>>>>>

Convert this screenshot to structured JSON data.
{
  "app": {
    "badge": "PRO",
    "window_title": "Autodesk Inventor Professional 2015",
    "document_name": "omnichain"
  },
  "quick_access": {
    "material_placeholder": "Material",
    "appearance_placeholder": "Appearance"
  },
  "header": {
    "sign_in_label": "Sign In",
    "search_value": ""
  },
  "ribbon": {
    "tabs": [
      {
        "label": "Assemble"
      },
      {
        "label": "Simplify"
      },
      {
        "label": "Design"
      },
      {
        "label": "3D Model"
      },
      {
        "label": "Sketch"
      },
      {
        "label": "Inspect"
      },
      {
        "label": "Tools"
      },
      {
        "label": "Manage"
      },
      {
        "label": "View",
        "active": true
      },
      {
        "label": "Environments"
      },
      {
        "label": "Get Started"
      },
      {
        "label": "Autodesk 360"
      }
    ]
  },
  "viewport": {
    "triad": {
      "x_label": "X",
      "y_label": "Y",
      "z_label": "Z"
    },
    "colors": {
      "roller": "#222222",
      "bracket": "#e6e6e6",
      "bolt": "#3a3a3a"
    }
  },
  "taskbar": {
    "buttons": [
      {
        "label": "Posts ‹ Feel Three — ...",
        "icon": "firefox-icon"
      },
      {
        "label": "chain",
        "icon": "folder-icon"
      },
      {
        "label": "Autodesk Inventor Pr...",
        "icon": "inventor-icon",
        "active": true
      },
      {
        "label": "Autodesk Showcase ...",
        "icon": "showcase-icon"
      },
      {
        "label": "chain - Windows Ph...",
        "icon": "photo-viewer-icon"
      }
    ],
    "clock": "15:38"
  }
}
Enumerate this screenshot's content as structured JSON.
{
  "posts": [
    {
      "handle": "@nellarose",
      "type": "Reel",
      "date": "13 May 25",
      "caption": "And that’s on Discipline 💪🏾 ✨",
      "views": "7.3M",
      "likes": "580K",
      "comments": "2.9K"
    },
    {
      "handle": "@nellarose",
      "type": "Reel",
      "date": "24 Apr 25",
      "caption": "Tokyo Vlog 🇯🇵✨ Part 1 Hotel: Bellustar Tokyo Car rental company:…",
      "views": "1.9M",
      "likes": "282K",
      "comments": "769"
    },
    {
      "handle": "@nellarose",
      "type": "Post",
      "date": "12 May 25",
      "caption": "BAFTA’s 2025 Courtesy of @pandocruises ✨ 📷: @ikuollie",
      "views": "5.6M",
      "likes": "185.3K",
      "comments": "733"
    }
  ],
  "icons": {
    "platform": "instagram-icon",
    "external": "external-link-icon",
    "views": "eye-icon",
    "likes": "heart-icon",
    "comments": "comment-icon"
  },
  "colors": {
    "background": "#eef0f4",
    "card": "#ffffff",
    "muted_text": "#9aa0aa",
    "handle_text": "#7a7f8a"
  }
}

<<<<<
>>>>>

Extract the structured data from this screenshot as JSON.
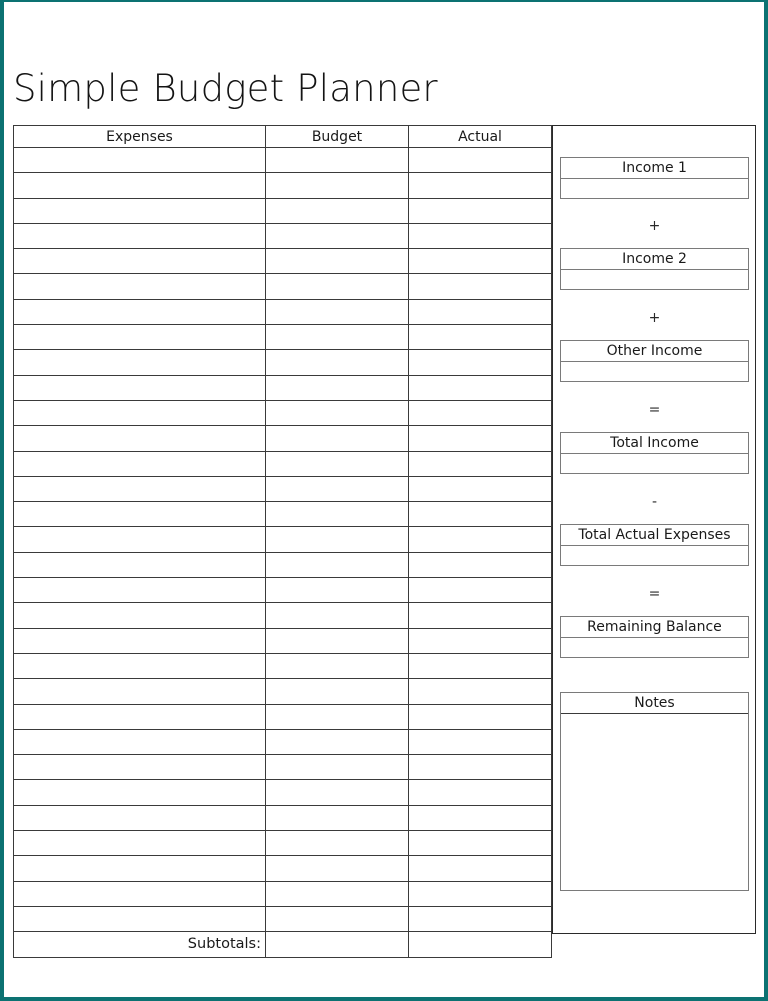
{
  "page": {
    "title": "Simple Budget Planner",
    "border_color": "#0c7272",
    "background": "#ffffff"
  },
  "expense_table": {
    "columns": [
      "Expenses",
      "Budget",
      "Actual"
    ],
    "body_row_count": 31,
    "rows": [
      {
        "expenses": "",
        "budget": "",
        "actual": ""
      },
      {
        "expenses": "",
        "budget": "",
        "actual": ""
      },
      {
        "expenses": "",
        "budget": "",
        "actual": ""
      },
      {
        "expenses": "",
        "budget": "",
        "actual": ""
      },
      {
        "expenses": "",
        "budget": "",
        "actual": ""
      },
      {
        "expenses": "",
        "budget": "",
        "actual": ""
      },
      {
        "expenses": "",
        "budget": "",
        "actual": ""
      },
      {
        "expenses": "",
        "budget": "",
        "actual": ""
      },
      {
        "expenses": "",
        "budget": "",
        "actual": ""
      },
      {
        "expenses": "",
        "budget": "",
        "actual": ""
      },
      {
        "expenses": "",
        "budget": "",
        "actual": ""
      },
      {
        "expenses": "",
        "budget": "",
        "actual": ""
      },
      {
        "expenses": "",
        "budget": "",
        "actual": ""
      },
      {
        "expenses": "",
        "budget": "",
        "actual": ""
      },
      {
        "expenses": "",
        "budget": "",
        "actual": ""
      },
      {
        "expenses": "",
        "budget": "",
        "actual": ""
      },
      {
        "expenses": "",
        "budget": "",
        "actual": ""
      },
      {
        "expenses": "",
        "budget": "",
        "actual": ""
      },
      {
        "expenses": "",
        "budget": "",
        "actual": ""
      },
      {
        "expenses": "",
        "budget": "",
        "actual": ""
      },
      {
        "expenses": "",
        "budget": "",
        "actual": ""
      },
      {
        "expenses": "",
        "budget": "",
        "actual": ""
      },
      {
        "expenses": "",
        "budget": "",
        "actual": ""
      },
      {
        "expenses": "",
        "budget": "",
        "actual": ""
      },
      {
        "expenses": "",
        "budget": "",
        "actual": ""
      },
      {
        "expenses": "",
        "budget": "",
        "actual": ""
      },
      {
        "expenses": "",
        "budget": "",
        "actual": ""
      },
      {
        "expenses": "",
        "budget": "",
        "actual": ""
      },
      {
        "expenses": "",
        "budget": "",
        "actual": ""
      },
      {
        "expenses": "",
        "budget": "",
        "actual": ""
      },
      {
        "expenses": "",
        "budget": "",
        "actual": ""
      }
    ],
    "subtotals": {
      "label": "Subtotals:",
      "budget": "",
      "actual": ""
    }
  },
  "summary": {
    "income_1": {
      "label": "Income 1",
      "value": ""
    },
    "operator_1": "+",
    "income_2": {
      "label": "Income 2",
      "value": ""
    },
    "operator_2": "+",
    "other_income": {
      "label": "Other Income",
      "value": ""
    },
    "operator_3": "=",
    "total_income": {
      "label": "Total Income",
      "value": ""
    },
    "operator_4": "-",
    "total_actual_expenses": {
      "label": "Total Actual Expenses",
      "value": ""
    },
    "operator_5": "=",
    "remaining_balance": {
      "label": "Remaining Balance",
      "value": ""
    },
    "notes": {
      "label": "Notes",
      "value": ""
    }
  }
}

<<<<<

#### [What the task requires]
Check each line above for "this" and return the ones that have it.

#### [Complete response]
Convert this screenshot to structured JSON data.
Enumerate this screenshot's content as structured JSON.
Extract the structured data from this screenshot as JSON.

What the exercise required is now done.